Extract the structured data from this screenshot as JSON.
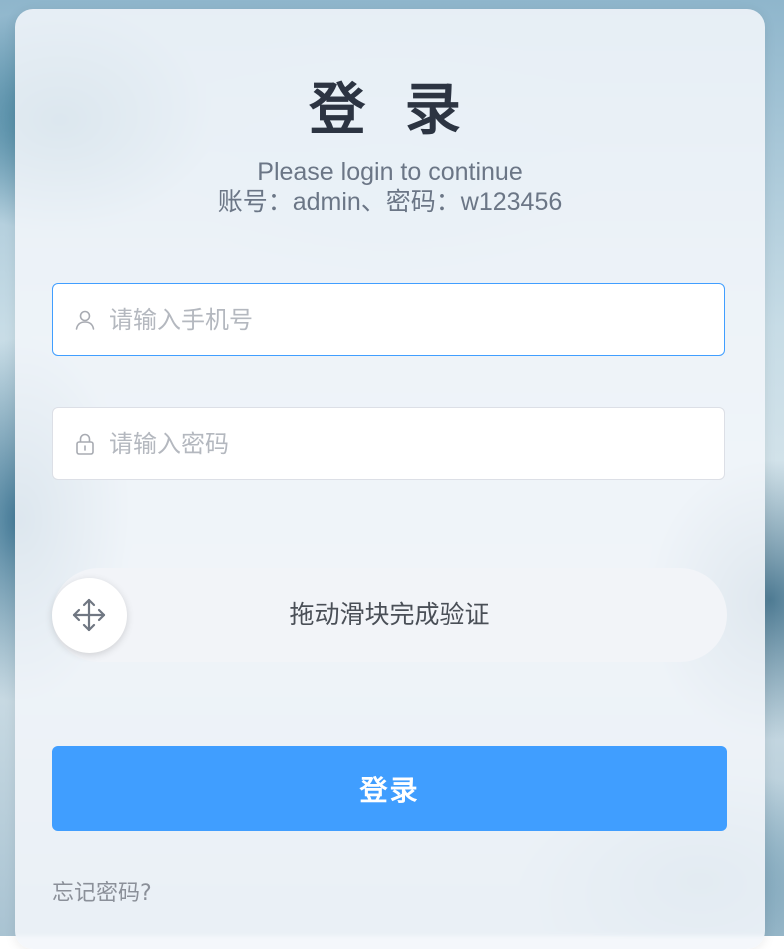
{
  "form": {
    "title": "登 录",
    "subtitle": "Please login to continue",
    "hint": "账号：admin、密码：w123456",
    "phone_placeholder": "请输入手机号",
    "phone_value": "",
    "password_placeholder": "请输入密码",
    "password_value": "",
    "slider_text": "拖动滑块完成验证",
    "login_label": "登录",
    "forgot_label": "忘记密码?"
  },
  "icons": {
    "phone": "user-icon",
    "password": "lock-icon",
    "slider": "move-arrows-icon"
  },
  "colors": {
    "accent": "#409eff",
    "title": "#2c3442",
    "muted": "#6b7686"
  }
}
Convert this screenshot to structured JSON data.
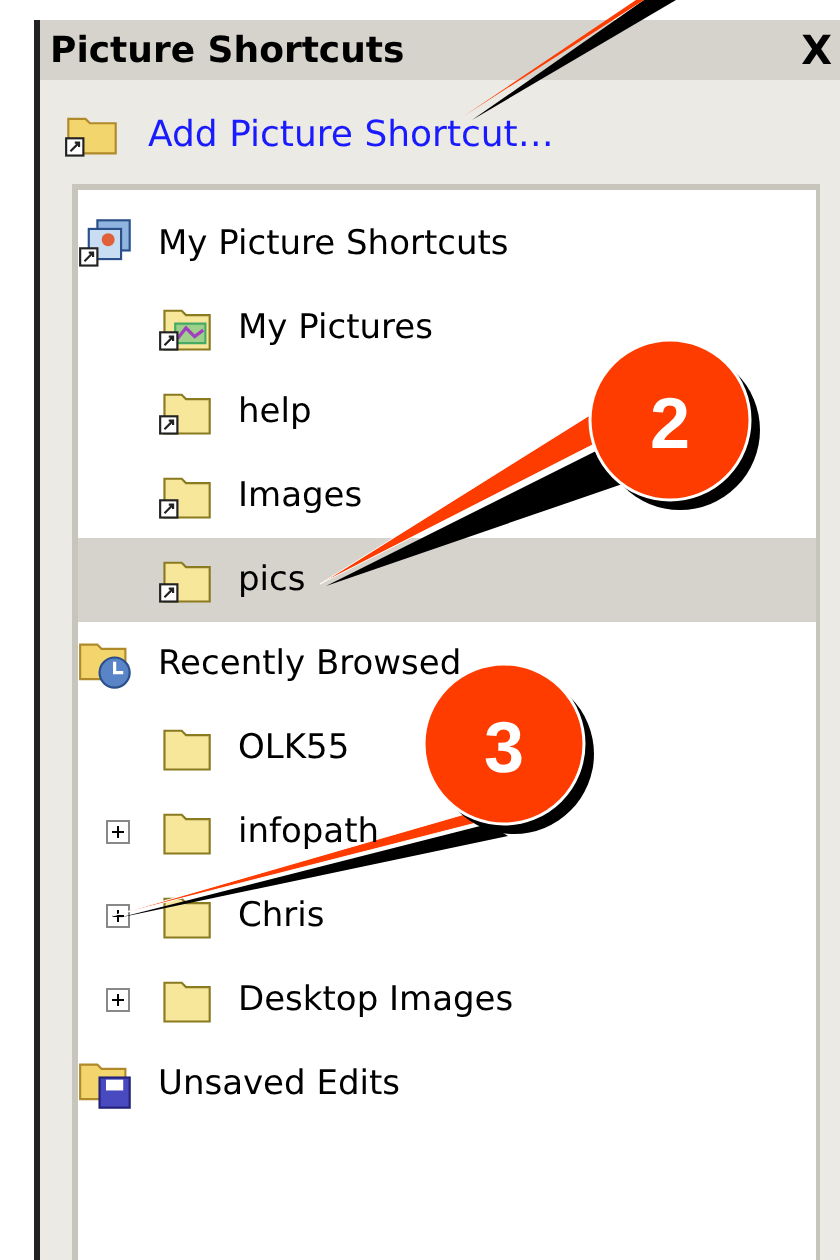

++++++++++++++++++++

TASK OBJECTIVE — Pictures are not part of the copy; reproduce everything else in the records exactly.

RESULT OF THIS TASK —
Extract the structured data from this screenshot as JSON.
{
  "form": {
    "title": "登 录",
    "subtitle": "Please login to continue",
    "hint": "账号：admin、密码：w123456",
    "phone_placeholder": "请输入手机号",
    "phone_value": "",
    "password_placeholder": "请输入密码",
    "password_value": "",
    "slider_text": "拖动滑块完成验证",
    "login_label": "登录",
    "forgot_label": "忘记密码?"
  },
  "icons": {
    "phone": "user-icon",
    "password": "lock-icon",
    "slider": "move-arrows-icon"
  },
  "colors": {
    "accent": "#409eff",
    "title": "#2c3442",
    "muted": "#6b7686"
  }
}
Convert this screenshot to structured JSON data.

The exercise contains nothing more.